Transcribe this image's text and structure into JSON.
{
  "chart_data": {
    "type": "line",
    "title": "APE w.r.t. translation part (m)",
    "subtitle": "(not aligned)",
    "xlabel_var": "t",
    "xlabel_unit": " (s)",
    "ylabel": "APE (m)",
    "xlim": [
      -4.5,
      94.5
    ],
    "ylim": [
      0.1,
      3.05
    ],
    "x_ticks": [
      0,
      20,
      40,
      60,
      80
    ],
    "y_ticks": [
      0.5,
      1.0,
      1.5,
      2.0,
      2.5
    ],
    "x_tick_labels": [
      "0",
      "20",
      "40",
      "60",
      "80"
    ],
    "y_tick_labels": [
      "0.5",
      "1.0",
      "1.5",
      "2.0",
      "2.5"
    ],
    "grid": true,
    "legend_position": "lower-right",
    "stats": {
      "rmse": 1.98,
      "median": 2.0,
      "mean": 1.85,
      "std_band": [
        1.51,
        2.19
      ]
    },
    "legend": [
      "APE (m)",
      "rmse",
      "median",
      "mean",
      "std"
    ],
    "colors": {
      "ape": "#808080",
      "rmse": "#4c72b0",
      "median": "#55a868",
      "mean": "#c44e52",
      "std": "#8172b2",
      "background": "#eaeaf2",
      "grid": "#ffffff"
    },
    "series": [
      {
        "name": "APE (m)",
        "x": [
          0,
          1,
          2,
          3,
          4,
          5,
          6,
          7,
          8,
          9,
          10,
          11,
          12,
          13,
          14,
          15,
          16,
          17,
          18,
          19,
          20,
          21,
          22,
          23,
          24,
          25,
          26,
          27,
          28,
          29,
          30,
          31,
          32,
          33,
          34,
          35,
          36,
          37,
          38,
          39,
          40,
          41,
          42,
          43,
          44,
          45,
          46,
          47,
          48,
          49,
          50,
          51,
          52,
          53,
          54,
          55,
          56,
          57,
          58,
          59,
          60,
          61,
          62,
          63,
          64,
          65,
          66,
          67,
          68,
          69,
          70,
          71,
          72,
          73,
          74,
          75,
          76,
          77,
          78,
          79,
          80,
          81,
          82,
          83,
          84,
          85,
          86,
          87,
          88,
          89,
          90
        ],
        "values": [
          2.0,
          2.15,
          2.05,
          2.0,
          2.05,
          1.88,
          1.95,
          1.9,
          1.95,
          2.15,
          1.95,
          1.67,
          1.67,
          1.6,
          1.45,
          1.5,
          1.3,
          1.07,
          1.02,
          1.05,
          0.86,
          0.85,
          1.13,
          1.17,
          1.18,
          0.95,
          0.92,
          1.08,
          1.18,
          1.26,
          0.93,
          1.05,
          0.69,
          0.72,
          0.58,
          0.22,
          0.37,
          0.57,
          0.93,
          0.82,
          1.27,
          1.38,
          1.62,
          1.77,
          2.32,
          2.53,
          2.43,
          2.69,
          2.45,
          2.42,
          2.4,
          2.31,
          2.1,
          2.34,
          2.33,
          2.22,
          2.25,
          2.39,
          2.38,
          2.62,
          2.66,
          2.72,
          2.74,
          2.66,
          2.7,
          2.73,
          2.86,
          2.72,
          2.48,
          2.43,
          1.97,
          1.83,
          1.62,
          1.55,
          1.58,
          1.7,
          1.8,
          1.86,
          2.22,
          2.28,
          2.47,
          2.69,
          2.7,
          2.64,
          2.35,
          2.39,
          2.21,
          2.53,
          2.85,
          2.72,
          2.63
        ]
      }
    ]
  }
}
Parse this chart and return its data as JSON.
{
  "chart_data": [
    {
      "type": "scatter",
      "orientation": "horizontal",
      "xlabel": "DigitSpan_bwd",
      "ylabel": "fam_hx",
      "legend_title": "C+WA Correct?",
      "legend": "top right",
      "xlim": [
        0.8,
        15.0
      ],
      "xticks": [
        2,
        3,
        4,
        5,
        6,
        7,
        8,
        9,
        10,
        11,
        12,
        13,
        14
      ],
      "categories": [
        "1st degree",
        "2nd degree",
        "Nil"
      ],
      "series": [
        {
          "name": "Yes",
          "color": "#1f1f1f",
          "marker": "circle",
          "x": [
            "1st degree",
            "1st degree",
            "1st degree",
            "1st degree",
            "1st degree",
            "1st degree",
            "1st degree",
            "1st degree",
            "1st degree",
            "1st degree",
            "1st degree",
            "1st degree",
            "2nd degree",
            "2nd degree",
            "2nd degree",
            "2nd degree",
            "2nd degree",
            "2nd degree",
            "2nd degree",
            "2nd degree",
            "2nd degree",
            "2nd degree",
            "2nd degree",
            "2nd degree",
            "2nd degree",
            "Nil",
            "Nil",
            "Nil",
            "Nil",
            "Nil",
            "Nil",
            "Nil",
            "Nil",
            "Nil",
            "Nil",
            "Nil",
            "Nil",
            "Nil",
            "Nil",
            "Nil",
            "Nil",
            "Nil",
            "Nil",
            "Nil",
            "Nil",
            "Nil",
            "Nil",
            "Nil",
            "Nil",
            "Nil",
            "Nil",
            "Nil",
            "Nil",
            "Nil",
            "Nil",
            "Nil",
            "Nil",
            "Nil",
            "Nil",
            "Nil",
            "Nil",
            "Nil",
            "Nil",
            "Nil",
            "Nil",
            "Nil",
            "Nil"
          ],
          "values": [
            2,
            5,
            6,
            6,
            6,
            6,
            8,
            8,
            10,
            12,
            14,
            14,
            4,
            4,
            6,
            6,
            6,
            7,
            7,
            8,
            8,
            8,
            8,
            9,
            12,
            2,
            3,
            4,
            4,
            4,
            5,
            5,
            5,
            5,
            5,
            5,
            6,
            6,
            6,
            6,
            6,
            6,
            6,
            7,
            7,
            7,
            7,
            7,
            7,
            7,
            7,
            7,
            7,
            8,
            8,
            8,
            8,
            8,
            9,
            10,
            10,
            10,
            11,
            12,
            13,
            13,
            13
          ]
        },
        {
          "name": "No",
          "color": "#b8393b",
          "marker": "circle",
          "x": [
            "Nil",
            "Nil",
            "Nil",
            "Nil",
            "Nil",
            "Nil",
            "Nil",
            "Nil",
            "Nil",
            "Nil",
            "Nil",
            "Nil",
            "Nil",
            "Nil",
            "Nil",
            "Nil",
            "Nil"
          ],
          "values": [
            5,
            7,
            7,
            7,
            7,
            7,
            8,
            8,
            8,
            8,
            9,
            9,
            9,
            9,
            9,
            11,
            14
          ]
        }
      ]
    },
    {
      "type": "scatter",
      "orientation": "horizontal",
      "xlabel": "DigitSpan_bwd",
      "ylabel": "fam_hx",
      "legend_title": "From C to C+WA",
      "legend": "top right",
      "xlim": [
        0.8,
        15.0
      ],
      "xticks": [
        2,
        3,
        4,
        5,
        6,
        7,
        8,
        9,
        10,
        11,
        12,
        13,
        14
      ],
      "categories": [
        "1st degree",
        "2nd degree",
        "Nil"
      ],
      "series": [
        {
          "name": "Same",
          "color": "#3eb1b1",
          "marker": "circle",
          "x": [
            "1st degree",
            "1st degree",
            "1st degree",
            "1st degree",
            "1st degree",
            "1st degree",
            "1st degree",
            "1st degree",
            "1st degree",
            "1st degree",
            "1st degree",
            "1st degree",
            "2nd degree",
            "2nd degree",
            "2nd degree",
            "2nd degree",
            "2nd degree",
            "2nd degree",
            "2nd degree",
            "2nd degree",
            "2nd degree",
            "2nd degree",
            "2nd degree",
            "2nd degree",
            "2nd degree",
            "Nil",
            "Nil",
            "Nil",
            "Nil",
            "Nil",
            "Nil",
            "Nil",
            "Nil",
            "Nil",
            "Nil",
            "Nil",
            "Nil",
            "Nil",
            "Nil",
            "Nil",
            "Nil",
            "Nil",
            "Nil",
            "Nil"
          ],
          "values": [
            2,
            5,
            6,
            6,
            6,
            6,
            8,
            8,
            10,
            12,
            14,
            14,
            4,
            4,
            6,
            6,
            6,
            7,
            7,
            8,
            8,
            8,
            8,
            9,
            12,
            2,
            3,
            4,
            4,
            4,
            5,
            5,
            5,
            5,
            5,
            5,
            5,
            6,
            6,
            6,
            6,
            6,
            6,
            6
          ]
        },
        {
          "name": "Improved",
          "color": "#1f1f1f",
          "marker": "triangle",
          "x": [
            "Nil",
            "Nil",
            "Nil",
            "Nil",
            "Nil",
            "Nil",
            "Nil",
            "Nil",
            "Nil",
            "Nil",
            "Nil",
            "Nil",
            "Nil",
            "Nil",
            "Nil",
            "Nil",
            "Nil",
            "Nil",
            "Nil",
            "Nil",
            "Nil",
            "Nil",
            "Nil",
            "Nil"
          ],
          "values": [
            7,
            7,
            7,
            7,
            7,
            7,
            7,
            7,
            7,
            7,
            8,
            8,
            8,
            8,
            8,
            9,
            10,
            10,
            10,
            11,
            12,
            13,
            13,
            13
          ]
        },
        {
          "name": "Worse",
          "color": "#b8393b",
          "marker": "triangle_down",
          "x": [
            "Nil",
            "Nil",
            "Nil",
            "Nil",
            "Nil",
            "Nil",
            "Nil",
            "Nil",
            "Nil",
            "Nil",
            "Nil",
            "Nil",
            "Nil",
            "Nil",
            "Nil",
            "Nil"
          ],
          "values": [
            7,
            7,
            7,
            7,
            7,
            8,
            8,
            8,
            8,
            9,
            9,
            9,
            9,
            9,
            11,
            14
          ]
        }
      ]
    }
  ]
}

- Your task
Pick out all lines from the data above in which the word "JSON" appears.

- Written response
Transcribe this image's text and structure into JSON.
Parse this chart and return its data as JSON.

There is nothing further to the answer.